***** DATA FOR THIS EXERCISE
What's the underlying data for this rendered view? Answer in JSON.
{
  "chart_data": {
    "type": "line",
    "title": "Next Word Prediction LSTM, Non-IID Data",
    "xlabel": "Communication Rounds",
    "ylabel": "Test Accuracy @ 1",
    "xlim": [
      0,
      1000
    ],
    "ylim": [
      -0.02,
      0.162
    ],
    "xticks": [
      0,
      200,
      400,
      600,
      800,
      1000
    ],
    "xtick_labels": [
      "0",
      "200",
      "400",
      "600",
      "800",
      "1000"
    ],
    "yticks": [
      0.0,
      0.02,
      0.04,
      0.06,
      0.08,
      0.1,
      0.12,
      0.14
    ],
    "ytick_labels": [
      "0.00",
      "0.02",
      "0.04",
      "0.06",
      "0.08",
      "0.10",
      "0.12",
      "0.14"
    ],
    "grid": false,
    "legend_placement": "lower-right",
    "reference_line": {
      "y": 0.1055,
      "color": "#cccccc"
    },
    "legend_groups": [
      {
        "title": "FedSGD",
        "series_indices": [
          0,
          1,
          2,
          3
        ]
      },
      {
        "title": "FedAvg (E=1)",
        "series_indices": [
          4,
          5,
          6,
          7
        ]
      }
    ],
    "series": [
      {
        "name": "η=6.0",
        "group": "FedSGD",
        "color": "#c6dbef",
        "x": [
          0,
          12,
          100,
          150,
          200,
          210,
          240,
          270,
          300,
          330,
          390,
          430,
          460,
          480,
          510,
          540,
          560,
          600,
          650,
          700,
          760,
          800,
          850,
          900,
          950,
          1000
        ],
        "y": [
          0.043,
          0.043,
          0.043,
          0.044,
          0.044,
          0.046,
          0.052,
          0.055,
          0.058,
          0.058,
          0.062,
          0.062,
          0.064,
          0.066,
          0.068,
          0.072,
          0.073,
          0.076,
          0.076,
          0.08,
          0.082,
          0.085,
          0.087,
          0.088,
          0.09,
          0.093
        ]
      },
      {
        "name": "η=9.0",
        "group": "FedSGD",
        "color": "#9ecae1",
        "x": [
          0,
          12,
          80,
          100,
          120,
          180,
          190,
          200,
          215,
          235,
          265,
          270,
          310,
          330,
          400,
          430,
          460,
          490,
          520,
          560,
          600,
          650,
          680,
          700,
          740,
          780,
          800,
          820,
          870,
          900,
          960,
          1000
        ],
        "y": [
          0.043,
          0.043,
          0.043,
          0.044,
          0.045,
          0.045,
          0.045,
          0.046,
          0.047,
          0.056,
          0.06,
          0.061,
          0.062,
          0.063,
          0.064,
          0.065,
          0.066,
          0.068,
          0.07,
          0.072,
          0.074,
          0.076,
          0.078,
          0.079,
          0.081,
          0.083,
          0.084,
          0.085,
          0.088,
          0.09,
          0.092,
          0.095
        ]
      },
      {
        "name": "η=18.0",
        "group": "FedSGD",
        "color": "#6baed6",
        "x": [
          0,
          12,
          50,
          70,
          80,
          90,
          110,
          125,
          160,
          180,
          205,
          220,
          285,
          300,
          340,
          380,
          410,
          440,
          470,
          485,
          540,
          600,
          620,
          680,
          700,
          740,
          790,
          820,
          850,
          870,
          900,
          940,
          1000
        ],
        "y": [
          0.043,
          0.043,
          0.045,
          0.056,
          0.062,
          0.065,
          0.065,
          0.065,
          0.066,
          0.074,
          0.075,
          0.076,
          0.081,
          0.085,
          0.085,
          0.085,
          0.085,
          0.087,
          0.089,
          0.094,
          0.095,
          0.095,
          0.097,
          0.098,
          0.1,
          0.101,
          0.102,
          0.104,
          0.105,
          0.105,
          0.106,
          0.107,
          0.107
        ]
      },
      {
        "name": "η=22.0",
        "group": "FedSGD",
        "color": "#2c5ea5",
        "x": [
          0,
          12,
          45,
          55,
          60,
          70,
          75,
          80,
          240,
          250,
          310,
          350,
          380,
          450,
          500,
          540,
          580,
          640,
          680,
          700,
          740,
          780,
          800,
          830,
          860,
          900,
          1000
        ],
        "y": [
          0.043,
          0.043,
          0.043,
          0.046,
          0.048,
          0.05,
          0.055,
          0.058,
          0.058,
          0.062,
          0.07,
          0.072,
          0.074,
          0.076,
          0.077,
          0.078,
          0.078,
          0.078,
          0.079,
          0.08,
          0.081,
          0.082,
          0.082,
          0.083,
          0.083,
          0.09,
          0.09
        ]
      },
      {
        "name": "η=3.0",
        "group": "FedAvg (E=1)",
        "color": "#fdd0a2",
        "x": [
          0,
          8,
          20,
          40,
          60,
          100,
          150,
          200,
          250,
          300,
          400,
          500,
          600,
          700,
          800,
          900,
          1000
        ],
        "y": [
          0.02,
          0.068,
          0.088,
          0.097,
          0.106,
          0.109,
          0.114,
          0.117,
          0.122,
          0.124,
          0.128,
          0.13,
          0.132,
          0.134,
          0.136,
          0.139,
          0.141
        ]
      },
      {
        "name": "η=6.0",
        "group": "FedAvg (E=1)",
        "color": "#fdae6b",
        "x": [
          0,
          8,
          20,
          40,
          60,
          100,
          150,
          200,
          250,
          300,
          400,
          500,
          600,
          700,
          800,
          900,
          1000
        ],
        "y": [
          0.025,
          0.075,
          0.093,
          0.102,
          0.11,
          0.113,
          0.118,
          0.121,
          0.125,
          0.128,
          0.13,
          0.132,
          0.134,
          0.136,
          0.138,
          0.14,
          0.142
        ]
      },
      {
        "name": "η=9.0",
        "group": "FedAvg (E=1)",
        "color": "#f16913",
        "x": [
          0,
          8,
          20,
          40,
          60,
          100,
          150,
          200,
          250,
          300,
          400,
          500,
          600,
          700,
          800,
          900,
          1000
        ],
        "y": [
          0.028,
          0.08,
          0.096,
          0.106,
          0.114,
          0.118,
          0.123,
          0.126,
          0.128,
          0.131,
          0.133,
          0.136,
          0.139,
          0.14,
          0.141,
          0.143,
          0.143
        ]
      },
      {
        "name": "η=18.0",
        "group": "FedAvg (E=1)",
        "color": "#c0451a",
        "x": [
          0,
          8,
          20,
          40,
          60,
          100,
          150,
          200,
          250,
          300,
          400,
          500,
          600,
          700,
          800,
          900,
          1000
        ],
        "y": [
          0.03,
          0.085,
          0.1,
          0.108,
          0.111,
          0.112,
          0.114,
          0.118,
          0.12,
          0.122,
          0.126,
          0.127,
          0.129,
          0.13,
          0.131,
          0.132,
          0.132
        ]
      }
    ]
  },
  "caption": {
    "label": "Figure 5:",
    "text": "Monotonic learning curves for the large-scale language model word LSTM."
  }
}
**********
### STATED PROBLEM:
Write out every line of the listing that holds the word "color".

### COMPLETE ANSWER:
      "color": "#cccccc"
        "color": "#c6dbef",
        "color": "#9ecae1",
        "color": "#6baed6",
        "color": "#2c5ea5",
        "color": "#fdd0a2",
        "color": "#fdae6b",
        "color": "#f16913",
        "color": "#c0451a",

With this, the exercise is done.